> [Entries provided]:
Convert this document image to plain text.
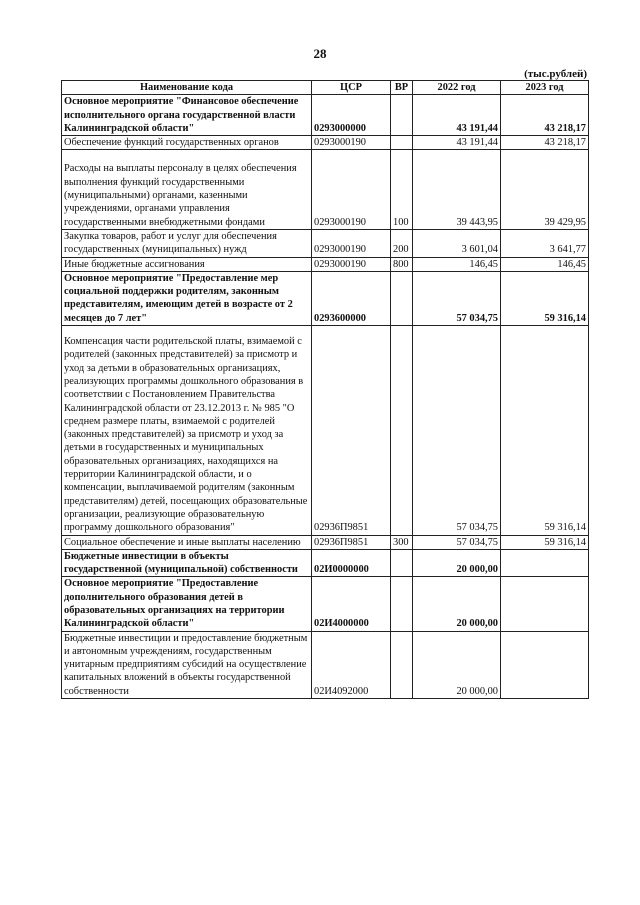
28
(тыс.рублей)
Наименование кода	ЦСР	ВР	2022 год	2023 год
Основное мероприятие "Финансовое обеспечение исполнительного органа государственной власти Калининградской области"	0293000000		43 191,44	43 218,17
Обеспечение функций государственных органов	0293000190		43 191,44	43 218,17
Расходы на выплаты персоналу в целях обеспечения выполнения функций государственными (муниципальными) органами, казенными учреждениями, органами управления государственными внебюджетными фондами	0293000190	100	39 443,95	39 429,95
Закупка товаров, работ и услуг для обеспечения государственных (муниципальных) нужд	0293000190	200	3 601,04	3 641,77
Иные бюджетные ассигнования	0293000190	800	146,45	146,45
Основное мероприятие "Предоставление мер социальной поддержки родителям, законным представителям, имеющим детей в возрасте от 2 месяцев до 7 лет"	0293600000		57 034,75	59 316,14
Компенсация части родительской платы, взимаемой с родителей (законных представителей) за присмотр и уход за детьми в образовательных организациях, реализующих программы дошкольного образования в соответствии с Постановлением Правительства Калининградской области от 23.12.2013 г. № 985 "О среднем размере платы, взимаемой с родителей (законных представителей) за присмотр и уход за детьми в государственных и муниципальных образовательных организациях, находящихся на территории Калининградской области, и о компенсации, выплачиваемой родителям (законным представителям) детей, посещающих образовательные организации, реализующие образовательную программу дошкольного образования"	02936П9851		57 034,75	59 316,14
Социальное обеспечение и иные выплаты населению	02936П9851	300	57 034,75	59 316,14
Бюджетные инвестиции в объекты государственной (муниципальной) собственности	02И0000000		20 000,00	
Основное мероприятие "Предоставление дополнительного образования детей в образовательных организациях на территории Калининградской области"	02И4000000		20 000,00	
Бюджетные инвестиции и предоставление бюджетным и автономным учреждениям, государственным унитарным предприятиям субсидий на осуществление капитальных вложений в объекты государственной собственности	02И4092000		20 000,00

> [To be done]:
Transcribe all of the records above character for character. Exclude the pictures.

> [Right answer]:
Convert this document image to plain text.
28
(тыс.рублей)
Наименование кода	ЦСР	ВР	2022 год	2023 год
Основное мероприятие "Финансовое обеспечение исполнительного органа государственной власти Калининградской области"	0293000000		43 191,44	43 218,17
Обеспечение функций государственных органов	0293000190		43 191,44	43 218,17
Расходы на выплаты персоналу в целях обеспечения выполнения функций государственными (муниципальными) органами, казенными учреждениями, органами управления государственными внебюджетными фондами	0293000190	100	39 443,95	39 429,95
Закупка товаров, работ и услуг для обеспечения государственных (муниципальных) нужд	0293000190	200	3 601,04	3 641,77
Иные бюджетные ассигнования	0293000190	800	146,45	146,45
Основное мероприятие "Предоставление мер социальной поддержки родителям, законным представителям, имеющим детей в возрасте от 2 месяцев до 7 лет"	0293600000		57 034,75	59 316,14
Компенсация части родительской платы, взимаемой с родителей (законных представителей) за присмотр и уход за детьми в образовательных организациях, реализующих программы дошкольного образования в соответствии с Постановлением Правительства Калининградской области от 23.12.2013 г. № 985 "О среднем размере платы, взимаемой с родителей (законных представителей) за присмотр и уход за детьми в государственных и муниципальных образовательных организациях, находящихся на территории Калининградской области, и о компенсации, выплачиваемой родителям (законным представителям) детей, посещающих образовательные организации, реализующие образовательную программу дошкольного образования"	02936П9851		57 034,75	59 316,14
Социальное обеспечение и иные выплаты населению	02936П9851	300	57 034,75	59 316,14
Бюджетные инвестиции в объекты государственной (муниципальной) собственности	02И0000000		20 000,00	
Основное мероприятие "Предоставление дополнительного образования детей в образовательных организациях на территории Калининградской области"	02И4000000		20 000,00	
Бюджетные инвестиции и предоставление бюджетным и автономным учреждениям, государственным унитарным предприятиям субсидий на осуществление капитальных вложений в объекты государственной собственности	02И4092000		20 000,00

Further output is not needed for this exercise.